Dejé por completo la promoción cultural.

​Aunque seguía con ataques de pánico, ahora tenía una convicción. Contacté con el que se convertiría en uno de mis mentores, Luis Fernando López, e hice mis primeras sesiones de hipnoterapia. Fueron cuatro sesiones. 

En solo cuatro sesiones, y con algunos deberes para casa, en menos de un mes y medio, conseguí liberarme de parte de ese pasado tan tremendo que llevaba casi treinta años aplastándome. 

Me puse en paz con la muerte de Berta. Desactivé las pesadillas recurrentes de las extracciones medulares. Lloré por aquel niño asustado y, por fin, lo abracé. 

Sentí, mental y físicamente, cómo mi mochila se volvía muchísimo más libre.

​Aquella sanación fue el verdadero nacimiento de mi propósito. Me di cuenta de que no podía guardarme esa herramienta para mí. 

Desde entonces, no he parado. Llevo once años de formación ininterrumpida, seis de ellos trabajando con clientes. Me he formado con los mejores, he realizado cientos de sesiones, decenas de talleres, y siempre que puedo, demostraciones en la calle, bares, en los parques…

En estos últimos once años he visto cómo mi propia mente científica y alópata se ha quebrado en mi práctica como hipnotista, al conocer a personas psíquicas, a sensitivos, al entender (y vivenciar) que existen planos sutiles y energías que van más allá de lo que la ciencia convencional puede explicar.

​A mis 45 años, mi proceso evolutivo es continuo. He transitado de aquel niño que fui, transformándome en el profesional que soy hoy. Me considero un facilitador de la hipnosis, o si lo prefieres, un entrenador de la autohipnosis.

En definitiva, un hipnotista, un hipnoterapeuta.

Sigo cumpliendo la promesa que le hice a Salvador, compatibilizando mi plaza de celador con mi verdadera vocación. Para mí, la hipnoterapia es mi life motive, el motor de mi vida; y la hipnosis demostrativa, esa parte divertida que me conecta con la gente.

▶ _Conjunto de datos_
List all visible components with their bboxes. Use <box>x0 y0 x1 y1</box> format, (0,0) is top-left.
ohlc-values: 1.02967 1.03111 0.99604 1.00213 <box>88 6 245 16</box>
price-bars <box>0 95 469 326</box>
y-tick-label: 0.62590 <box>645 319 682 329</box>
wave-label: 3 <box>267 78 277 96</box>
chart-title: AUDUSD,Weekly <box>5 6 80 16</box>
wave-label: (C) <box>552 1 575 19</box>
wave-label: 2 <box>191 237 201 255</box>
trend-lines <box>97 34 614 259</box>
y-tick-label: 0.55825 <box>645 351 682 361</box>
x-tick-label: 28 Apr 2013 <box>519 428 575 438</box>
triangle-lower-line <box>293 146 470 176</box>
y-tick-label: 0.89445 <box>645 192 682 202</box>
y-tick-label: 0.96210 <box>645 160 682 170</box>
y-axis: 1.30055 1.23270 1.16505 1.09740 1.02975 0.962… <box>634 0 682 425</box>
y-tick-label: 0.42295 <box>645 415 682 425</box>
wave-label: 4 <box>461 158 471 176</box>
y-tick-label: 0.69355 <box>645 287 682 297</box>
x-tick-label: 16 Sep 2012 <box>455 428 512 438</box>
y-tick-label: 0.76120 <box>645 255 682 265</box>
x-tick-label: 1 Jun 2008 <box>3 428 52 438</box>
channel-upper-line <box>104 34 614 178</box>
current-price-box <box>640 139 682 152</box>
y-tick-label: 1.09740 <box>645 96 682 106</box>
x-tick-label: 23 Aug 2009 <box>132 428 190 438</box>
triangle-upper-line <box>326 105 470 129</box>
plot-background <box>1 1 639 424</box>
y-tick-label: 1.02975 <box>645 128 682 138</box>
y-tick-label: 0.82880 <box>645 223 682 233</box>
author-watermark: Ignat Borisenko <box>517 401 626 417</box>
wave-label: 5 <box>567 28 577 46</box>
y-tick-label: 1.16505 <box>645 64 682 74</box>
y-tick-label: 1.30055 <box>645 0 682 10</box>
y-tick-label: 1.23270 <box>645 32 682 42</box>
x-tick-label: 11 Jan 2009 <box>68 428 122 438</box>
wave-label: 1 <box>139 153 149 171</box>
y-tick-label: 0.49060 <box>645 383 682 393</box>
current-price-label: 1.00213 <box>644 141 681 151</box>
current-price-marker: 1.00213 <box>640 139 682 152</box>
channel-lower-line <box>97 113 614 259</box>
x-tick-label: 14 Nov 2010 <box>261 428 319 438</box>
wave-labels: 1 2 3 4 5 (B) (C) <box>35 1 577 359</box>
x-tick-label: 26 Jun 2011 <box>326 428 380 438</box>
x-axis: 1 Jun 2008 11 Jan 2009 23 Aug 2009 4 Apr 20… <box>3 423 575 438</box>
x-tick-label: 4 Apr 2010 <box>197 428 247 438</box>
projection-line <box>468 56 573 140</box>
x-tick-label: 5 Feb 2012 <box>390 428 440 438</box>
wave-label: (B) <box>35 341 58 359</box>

▶ _Orden de trabajo_
Reproduce el fragmento del texto sobre la hipnoterapia que empieza en "En estos últimos" y acaba tras "de la autohipnosis.", y cambia "facilitador" por "guía", por favor.

▶ _Respuesta escrita_
En estos últimos once años he visto cómo mi propia mente científica y alópata se ha quebrado en mi práctica como hipnotista, al conocer a personas psíquicas, a sensitivos, al entender (y vivenciar) que existen planos sutiles y energías que van más allá de lo que la ciencia convencional puede explicar.

​A mis 45 años, mi proceso evolutivo es continuo. He transitado de aquel niño que fui, transformándome en el profesional que soy hoy. Me considero un guía de la hipnosis, o si lo prefieres, un entrenador de la autohipnosis.